----- Page text -----

The Sope Creek Elementary School PTA sponsored the event, which attracted a crowd of about 80.
The evening’s moderator, East Cobber magazine publisher Cynthia Rozzo, asked the candidates about their ties to education vendors.
Sweeney has come under criticism since the MDJ reported earlier this month he is a consultant for Promethean Ltd., the maker of digital whiteboards used in some Cobb classrooms.
Sweeney answered Rozzo’s question by saying he was transparent about working for the education vendor.
“First of all, in the paper you may have heard that I am actually doing some consulting,” Sweeney said. “My consulting role is fully disclosed to members of the Board of Education. I shared with them, No. 1, I sent a letter to the board chair, the vice chair, the superintendent, our attorney, as well as the company I work for, said I will not vote on any matters related to this company as far as the Cobb County School District is concerned, nor will I do any work with the company. Secondly, I think it’s important to know that I do not do sales for this organization. I am not paid on a commission or an incentive of any kind. I work on strategic planning, and I work on the development of consulting services for that organization. And I’m not an employee. I actually am a consultant for the organization.”
While Sweeney said he informed the school board about his job with the education vendor, he did not disclose it on his campaign finance report or on an MDJ candidate questionnaire.
It wasn’t until Sweeney was spotted earlier this month in New Orleans at the National School Boards Association’s annual conference, a trip Cobb school board members were initially unaware of, that the MDJ asked Sweeney about his relationship with Promethean.
Sweeney refuses to disclose his contract with Promethean, claiming it is confidential.
His consulting work with a firm that does business with the school district has raised eyebrows. Board Chairwoman Kathleen Angelucci called it a conflict of interest, while William Perry, executive director of the watchdog group Common Cause Georgia, suggested the reason Promethean hired Sweeney was because of his school board position.
Former board member calls for Sweeney’s resignation
Retired educator Teresa Plenge, a Republican who served on the Cobb school board from 1997 to 2008, has called for Sweeney’s resignation.
“The fact that he became a so-called consultant after he was already a board member is, in terms of ethics, something that you just don’t do,” Plenge said. “He’s hiding it from the public. I think that action alone shows that he knows he’s guilty. And his stance now, to me, is just appalling — absolutely appalling — that he thinks any of this is acceptable behavior for an elected official is just appalling.”
Nicholas, a Republican who is challenging Sweeney in the May 20 primary, answered Rozzo’s question by saying conflicts of interest by board members must be avoided.

----- Data lines -----

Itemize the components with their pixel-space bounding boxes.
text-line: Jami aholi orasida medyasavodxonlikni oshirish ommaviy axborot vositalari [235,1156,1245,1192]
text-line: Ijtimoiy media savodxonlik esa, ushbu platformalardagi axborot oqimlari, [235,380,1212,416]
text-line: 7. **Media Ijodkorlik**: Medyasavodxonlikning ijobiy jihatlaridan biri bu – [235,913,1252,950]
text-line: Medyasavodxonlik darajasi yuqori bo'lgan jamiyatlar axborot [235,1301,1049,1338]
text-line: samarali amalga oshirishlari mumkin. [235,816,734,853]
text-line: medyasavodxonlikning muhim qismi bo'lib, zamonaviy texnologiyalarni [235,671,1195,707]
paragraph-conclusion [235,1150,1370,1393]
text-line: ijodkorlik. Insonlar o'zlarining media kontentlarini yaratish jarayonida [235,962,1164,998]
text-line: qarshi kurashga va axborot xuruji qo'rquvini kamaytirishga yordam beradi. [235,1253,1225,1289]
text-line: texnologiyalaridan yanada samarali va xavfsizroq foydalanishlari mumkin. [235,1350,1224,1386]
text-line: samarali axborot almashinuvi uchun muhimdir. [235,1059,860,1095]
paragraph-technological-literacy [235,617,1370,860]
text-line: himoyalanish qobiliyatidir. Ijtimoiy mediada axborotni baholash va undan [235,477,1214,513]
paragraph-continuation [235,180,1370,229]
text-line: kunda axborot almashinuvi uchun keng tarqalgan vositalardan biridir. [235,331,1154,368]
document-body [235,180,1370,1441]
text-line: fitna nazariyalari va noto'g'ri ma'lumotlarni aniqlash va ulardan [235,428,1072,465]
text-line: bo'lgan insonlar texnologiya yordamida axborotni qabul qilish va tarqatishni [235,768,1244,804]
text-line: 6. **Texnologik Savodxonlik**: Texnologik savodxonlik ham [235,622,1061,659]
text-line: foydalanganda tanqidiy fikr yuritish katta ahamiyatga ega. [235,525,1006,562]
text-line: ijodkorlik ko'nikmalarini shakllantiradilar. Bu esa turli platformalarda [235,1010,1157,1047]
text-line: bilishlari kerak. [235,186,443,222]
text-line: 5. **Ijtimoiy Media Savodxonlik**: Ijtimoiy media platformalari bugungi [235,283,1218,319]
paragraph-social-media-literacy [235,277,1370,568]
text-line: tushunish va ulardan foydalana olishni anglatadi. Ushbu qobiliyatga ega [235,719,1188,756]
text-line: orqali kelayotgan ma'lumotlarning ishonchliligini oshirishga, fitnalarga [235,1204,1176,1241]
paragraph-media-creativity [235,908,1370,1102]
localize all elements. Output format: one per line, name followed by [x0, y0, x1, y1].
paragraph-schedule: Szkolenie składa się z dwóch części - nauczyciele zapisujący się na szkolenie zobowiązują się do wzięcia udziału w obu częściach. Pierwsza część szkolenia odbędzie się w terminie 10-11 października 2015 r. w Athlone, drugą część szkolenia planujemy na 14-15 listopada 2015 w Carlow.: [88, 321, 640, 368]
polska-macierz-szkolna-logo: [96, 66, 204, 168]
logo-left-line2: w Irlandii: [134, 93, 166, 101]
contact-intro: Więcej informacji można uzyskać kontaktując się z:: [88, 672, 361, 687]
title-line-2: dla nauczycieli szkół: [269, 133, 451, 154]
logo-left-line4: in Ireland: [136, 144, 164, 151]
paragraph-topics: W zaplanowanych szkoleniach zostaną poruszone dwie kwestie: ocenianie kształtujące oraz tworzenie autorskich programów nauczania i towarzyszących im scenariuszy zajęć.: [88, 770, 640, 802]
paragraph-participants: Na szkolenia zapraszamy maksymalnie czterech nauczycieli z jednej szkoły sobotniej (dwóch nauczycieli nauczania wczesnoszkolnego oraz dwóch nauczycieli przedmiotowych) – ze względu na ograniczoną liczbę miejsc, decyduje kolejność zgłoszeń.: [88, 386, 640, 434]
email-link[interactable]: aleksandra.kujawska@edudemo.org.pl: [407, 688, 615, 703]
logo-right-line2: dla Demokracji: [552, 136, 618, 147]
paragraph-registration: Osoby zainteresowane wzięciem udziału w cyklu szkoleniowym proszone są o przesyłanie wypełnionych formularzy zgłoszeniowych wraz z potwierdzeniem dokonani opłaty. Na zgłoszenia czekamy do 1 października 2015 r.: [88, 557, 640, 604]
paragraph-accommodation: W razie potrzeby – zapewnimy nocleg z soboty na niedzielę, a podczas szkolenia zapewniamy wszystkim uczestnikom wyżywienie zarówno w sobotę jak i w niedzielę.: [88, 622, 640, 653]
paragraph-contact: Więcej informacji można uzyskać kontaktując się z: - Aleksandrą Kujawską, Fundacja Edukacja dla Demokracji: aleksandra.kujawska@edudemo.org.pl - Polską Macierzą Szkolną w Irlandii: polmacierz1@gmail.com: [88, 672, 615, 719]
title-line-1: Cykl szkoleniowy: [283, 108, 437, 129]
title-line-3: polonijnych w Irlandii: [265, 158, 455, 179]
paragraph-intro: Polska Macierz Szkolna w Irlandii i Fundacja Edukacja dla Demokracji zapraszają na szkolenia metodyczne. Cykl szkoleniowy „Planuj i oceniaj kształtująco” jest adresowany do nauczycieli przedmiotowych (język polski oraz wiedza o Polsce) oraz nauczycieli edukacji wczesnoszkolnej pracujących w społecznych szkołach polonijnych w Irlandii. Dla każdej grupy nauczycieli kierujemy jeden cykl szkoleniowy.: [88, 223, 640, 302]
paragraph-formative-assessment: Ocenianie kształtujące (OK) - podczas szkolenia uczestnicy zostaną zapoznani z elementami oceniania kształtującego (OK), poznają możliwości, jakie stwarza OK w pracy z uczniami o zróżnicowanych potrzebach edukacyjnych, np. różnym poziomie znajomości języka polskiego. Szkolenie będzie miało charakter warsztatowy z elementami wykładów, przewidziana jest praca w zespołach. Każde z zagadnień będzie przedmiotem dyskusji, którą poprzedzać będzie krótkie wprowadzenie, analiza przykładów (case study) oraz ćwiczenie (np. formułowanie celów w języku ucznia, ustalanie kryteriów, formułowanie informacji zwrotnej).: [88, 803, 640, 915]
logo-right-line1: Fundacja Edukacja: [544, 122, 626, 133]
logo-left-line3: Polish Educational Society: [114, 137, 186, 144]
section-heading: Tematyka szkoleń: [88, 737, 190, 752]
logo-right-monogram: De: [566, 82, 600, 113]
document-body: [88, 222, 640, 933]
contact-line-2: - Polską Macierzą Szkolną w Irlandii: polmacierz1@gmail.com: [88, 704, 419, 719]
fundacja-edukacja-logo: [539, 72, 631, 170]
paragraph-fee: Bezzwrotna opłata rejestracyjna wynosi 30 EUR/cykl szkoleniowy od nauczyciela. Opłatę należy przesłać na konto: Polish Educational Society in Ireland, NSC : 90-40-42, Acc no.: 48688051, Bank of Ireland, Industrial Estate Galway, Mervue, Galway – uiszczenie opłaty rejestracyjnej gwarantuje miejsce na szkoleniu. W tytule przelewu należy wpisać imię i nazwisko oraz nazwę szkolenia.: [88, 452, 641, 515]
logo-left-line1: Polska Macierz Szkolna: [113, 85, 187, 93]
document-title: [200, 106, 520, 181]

-----

→ **What you will do**:
1. Name every person the Cobb school board article identifies by name.
2. Write the next part of the Cobb school board article, picking up after its final sentence.
The material shown above is separate from the Cobb school board article.

→ **The results**:
1. Cynthia Rozzo, Sweeney, Kathleen Angelucci, William Perry, Teresa Plenge, Nicholas

2.
“And I do believe that we have to be very open about our dealings, in particular this example, where we have a company that is very interested in business with the Cobb County schools,” Nicholas said. “So regardless what letters have been sent, I think we need to be open with what my opponent does for them, and in return, I would be open to that as well in revealing my documents, in particular my tax returns, because I don’t have a contract in that regard.”
Nicholas said the problem doesn’t end with Sweeney consulting for one of the district’s vendors. It extends to the Cobb Schools Foundation.
Sweeney has said his initial contact with Promethean was through Jim Marshall, Promethean’s president and CEO.
Marshall is a board member of the Cobb Schools Foundation, a fundraising group that donates money to Cobb schools through fundraisers and has an employee on the district’s payroll. Sheri Brante is that employee, the executive director of the foundation. Her husband, Morten Brante, is senior vice president of services for Promethean.
Speaking of Promethean, Nicholas said, “That same company has representatives on the Cobb Foundation. I think we need to follow up with what Gwinnett does, for instance. They prohibit vendors from sitting on their foundation. And we also need to be very careful about the conflicts of interest that gives a business an unfair advantage to our school system.”
Thoughts on the new superintendent
Rozzo asked Nicholas if he would vote to hire deputy superintendent Chris Ragsdale, who is expected to be named interim superintendent Thursday, as the Cobb School District’s permanent superintendent.
Nicholas said he applauded Ragsdale for being selected as the finalist.
“I think Chris is a fine individual,” Nicholas said. “I think he has extensive experience in Cobb County schools, and I think he’s vested here, unlike our last superintendent, who my opponent has supported, who I don’t think was vested here, and I think we didn’t get his full attention.”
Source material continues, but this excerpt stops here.